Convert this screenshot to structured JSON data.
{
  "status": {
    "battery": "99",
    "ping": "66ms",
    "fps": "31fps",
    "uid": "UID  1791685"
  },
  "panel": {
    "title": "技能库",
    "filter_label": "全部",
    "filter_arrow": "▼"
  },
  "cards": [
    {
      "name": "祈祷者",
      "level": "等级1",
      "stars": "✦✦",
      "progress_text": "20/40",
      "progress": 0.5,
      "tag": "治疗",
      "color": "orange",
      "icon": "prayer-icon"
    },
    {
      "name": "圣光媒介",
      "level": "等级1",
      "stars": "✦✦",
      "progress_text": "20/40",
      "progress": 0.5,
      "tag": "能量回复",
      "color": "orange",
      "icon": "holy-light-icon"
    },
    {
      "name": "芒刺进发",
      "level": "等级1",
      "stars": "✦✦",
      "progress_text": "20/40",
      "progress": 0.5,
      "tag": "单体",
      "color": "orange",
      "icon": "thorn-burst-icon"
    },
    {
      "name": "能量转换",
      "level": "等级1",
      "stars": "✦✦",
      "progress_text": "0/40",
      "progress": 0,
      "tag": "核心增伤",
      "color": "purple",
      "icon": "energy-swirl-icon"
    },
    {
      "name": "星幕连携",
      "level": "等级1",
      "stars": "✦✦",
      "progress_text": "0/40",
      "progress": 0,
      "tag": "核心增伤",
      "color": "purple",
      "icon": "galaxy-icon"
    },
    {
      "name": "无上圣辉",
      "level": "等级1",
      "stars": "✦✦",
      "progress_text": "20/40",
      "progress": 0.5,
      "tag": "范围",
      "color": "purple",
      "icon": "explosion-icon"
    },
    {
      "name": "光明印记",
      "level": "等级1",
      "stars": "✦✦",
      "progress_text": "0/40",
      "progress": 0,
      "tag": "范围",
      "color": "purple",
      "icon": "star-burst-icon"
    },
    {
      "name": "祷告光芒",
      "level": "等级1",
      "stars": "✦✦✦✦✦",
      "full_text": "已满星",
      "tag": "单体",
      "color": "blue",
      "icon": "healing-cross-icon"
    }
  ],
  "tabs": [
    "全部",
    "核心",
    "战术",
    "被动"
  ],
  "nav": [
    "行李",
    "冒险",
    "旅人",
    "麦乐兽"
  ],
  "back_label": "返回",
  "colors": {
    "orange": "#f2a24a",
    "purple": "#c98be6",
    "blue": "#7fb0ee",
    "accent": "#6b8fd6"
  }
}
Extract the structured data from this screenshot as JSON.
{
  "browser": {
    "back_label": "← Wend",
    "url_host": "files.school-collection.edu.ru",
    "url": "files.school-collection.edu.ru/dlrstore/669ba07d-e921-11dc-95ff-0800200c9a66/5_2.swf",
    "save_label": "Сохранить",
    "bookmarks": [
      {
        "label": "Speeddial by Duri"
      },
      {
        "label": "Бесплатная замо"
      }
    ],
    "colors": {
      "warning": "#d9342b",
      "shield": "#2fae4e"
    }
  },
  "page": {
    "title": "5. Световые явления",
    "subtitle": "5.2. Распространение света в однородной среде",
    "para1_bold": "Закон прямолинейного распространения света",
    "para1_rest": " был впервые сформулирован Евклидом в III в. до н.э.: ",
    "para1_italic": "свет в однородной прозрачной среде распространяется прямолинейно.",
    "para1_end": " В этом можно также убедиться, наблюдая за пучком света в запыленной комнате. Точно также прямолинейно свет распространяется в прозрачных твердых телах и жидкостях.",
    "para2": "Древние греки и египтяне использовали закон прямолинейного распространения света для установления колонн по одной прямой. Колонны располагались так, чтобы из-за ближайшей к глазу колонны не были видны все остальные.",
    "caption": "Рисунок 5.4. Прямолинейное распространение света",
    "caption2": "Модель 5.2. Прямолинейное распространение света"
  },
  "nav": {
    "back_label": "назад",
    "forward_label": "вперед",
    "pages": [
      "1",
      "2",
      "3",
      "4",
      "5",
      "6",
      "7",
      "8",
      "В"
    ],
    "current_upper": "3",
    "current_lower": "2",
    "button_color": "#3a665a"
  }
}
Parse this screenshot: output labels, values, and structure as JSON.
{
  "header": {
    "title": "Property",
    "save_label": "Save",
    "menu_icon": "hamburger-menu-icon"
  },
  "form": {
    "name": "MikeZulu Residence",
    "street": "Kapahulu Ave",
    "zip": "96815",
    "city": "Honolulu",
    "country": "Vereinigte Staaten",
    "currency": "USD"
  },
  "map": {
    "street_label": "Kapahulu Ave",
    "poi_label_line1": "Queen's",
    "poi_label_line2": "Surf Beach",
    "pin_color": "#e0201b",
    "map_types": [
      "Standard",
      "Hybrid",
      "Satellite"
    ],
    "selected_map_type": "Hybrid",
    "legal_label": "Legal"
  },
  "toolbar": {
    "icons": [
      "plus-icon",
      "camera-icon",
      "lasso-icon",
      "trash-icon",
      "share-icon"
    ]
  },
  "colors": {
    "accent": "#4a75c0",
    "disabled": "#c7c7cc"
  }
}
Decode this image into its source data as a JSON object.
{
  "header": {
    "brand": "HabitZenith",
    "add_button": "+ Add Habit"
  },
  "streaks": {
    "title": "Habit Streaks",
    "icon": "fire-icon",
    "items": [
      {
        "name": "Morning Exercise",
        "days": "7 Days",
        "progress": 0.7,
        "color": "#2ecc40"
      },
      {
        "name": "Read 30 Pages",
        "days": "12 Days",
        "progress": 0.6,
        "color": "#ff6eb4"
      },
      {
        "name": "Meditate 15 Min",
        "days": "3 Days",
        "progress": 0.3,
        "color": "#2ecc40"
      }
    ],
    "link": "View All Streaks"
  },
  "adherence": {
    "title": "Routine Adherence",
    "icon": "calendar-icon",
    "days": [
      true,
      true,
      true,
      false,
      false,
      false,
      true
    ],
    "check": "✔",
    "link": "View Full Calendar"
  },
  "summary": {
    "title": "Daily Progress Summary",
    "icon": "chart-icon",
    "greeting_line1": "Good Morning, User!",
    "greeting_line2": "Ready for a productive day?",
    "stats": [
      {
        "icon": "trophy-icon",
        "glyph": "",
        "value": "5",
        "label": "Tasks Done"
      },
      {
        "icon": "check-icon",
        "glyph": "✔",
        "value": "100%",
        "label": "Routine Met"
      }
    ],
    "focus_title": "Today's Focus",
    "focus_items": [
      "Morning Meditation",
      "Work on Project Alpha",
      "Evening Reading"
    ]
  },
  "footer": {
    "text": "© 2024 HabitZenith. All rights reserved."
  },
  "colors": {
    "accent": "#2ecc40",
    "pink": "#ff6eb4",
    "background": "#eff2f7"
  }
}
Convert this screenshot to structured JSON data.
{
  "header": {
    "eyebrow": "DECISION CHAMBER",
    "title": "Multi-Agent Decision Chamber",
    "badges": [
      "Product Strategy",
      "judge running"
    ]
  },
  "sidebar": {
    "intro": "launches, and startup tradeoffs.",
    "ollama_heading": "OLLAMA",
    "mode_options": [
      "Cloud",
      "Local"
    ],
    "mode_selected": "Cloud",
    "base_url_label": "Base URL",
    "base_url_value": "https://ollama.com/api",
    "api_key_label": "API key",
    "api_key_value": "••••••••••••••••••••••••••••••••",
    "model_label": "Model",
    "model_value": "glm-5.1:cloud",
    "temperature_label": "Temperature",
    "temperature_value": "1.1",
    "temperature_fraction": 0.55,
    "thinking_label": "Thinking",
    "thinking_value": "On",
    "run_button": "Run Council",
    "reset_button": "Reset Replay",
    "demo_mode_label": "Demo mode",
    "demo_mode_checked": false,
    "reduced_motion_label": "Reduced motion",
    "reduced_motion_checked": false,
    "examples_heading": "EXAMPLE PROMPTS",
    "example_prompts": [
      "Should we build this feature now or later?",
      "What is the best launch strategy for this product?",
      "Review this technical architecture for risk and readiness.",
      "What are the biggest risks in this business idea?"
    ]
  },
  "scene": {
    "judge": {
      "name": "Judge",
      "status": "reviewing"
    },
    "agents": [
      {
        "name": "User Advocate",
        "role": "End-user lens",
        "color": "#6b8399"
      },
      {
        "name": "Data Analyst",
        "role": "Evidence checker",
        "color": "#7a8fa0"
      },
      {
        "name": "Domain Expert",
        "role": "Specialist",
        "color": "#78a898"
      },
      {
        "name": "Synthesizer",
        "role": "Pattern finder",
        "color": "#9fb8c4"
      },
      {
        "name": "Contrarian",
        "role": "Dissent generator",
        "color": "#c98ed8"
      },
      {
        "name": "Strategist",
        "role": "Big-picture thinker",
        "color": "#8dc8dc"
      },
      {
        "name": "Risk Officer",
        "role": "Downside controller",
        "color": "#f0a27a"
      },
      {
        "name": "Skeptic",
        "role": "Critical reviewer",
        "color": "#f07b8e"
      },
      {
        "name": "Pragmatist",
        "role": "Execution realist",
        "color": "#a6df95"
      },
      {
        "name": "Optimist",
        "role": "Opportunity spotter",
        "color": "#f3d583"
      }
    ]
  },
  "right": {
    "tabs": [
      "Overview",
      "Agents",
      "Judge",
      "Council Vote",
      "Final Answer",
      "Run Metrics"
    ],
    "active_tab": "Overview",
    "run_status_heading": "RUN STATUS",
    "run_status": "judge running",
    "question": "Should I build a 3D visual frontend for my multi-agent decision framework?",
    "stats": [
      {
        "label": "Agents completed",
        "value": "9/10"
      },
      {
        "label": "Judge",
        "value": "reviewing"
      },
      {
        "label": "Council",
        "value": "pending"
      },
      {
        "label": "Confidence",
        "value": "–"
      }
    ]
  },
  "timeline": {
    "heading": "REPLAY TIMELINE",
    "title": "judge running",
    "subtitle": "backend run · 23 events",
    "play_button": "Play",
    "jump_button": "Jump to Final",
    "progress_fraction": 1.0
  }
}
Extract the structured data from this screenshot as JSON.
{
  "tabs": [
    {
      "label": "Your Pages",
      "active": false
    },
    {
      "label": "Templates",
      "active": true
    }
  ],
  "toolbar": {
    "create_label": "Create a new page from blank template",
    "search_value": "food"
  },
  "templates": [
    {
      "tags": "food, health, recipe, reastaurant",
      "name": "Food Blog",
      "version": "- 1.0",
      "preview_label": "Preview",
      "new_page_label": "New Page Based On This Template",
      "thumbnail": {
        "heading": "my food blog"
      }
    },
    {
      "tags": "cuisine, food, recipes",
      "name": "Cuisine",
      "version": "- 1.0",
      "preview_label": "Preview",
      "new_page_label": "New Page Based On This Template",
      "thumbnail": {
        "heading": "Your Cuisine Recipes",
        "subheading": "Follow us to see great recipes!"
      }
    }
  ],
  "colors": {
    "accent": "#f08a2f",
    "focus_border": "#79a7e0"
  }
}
====================
» **Problem details**
Write the number of lines containing the word "Final" and nothing besides it.

» **The completed task**
2